Given task: Tally up the lines that include "text" and state that number by itself.

Information supplied:

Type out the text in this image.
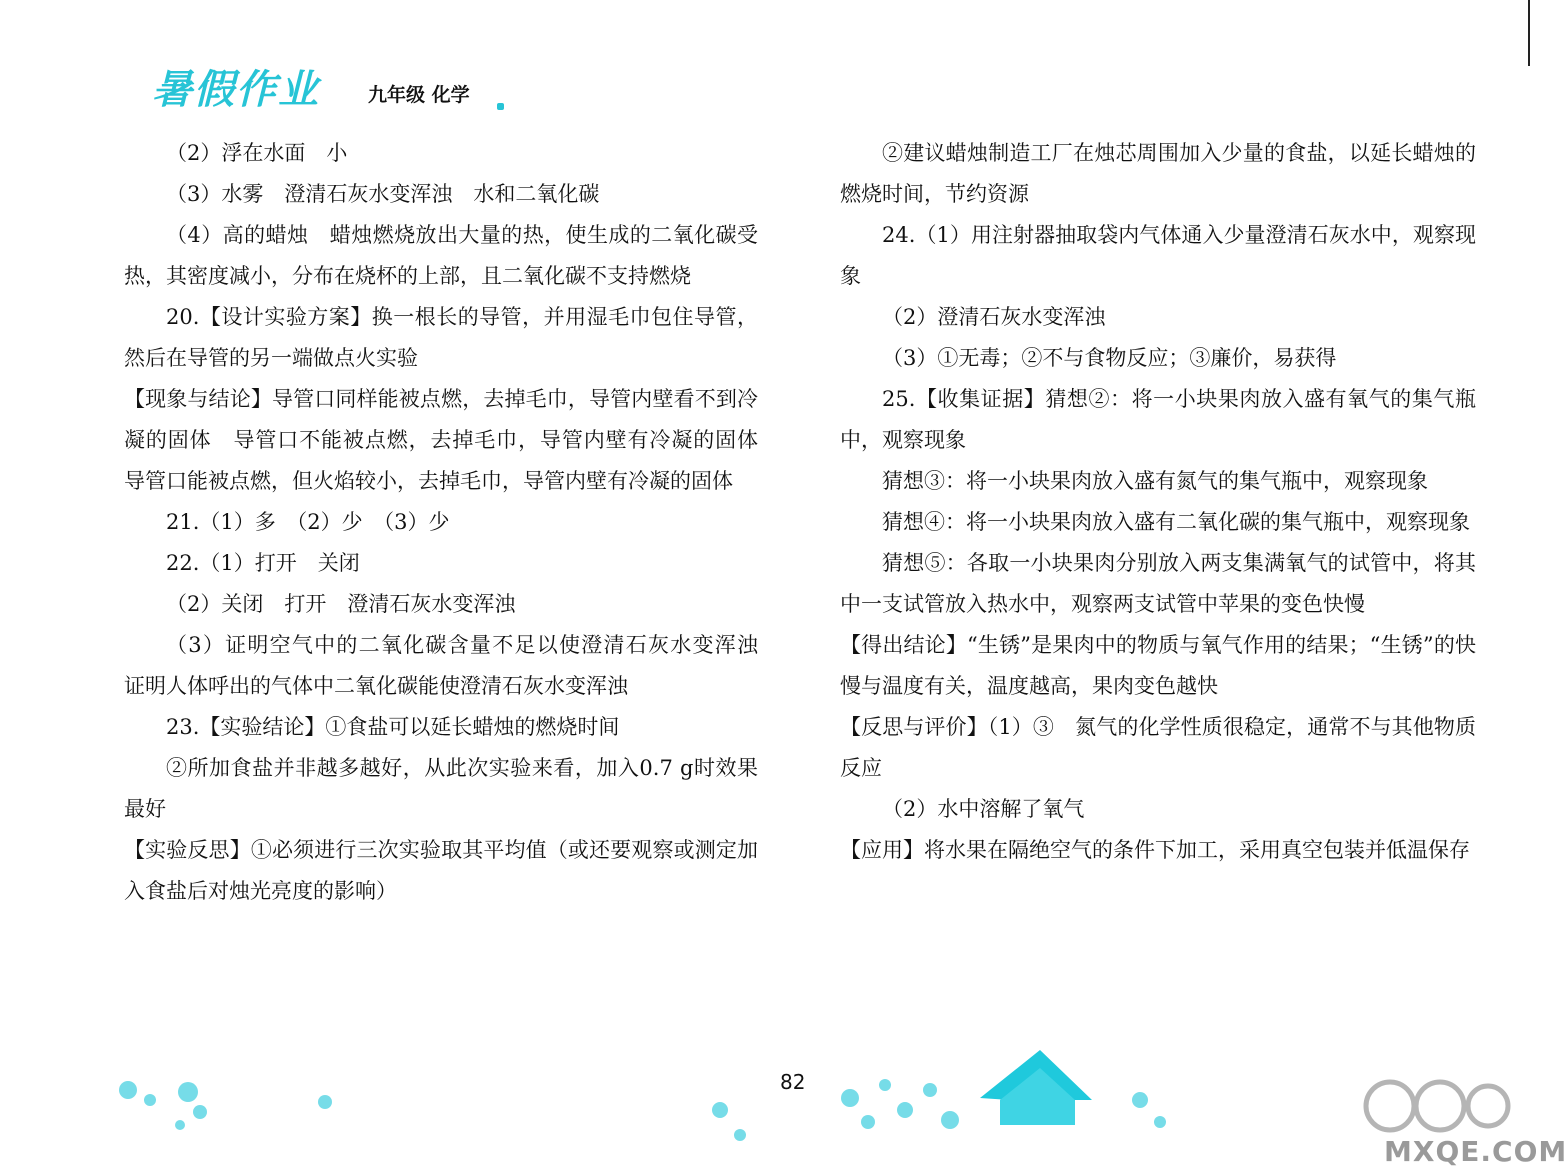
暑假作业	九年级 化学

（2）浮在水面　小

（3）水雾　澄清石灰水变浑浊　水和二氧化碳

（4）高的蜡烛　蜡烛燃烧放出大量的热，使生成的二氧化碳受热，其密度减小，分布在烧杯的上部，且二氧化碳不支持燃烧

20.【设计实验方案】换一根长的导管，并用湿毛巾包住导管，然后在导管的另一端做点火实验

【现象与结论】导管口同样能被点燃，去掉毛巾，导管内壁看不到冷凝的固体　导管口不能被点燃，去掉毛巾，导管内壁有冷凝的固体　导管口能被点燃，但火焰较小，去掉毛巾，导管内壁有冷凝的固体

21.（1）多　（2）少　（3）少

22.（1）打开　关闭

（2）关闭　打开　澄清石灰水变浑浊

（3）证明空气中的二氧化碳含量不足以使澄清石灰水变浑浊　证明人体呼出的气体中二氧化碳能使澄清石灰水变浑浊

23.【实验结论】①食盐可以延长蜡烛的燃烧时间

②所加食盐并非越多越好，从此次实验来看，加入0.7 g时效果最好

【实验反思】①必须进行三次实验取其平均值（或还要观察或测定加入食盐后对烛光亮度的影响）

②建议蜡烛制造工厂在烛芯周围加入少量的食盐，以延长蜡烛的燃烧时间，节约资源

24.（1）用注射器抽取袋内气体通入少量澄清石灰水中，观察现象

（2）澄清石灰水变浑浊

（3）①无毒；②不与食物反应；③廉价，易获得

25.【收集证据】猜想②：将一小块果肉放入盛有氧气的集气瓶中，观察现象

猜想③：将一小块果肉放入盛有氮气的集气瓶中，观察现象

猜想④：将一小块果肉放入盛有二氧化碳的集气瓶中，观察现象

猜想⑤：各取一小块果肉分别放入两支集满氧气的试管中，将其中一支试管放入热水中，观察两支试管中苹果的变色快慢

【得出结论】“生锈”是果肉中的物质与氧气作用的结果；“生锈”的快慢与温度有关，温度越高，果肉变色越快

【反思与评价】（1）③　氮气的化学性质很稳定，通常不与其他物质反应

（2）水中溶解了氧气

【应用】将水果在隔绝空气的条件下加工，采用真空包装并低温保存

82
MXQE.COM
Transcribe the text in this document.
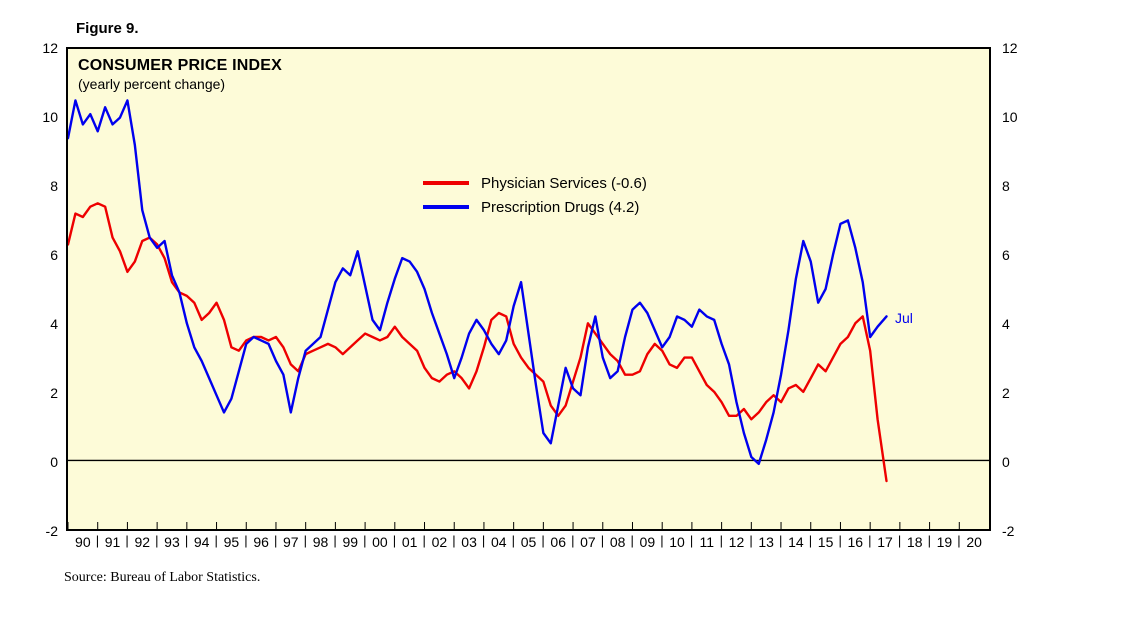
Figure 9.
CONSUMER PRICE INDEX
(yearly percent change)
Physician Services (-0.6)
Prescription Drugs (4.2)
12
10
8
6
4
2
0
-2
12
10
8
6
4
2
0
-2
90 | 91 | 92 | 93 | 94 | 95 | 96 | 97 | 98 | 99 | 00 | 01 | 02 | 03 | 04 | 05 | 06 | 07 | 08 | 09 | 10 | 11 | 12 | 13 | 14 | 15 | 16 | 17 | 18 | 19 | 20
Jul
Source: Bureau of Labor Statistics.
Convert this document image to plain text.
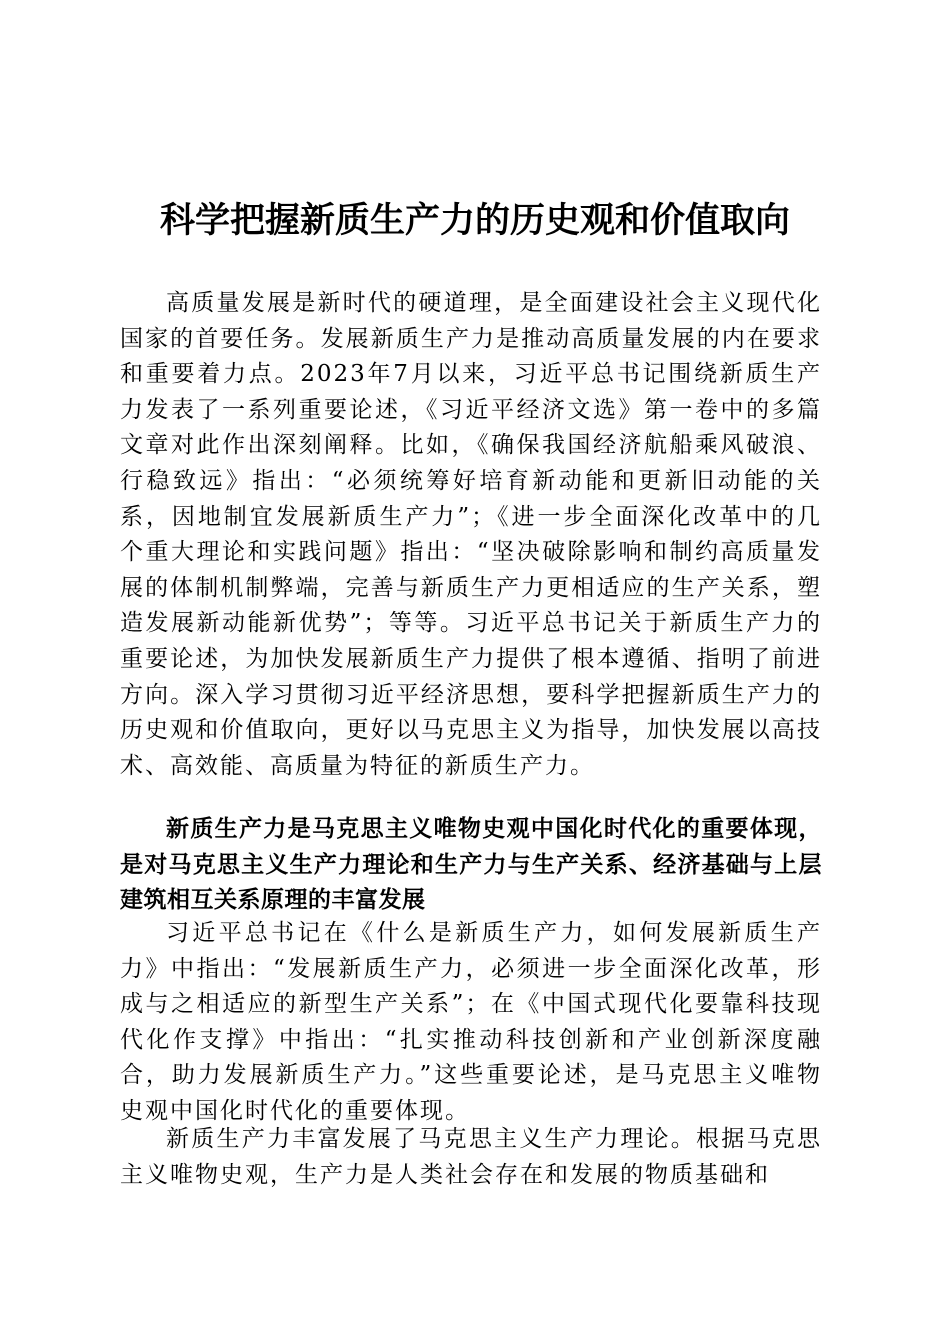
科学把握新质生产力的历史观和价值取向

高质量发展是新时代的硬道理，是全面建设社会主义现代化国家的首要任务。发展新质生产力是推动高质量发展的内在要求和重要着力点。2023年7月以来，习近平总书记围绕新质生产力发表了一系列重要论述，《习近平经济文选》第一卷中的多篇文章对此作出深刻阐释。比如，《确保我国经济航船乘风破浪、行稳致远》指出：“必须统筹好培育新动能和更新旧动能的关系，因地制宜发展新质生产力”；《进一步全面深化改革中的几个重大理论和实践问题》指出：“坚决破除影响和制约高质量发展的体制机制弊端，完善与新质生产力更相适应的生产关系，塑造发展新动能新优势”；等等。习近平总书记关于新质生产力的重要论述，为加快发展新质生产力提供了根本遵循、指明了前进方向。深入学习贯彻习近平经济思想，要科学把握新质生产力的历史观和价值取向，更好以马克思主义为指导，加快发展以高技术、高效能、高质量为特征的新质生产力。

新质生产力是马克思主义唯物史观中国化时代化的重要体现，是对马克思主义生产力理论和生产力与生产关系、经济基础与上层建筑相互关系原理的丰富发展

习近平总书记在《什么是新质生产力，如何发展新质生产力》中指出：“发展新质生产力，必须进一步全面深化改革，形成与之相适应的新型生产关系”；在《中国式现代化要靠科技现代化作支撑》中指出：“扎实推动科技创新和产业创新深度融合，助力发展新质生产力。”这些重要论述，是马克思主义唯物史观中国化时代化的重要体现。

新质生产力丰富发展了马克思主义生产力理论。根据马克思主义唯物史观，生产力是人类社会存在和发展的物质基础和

Answer to the exercise: 3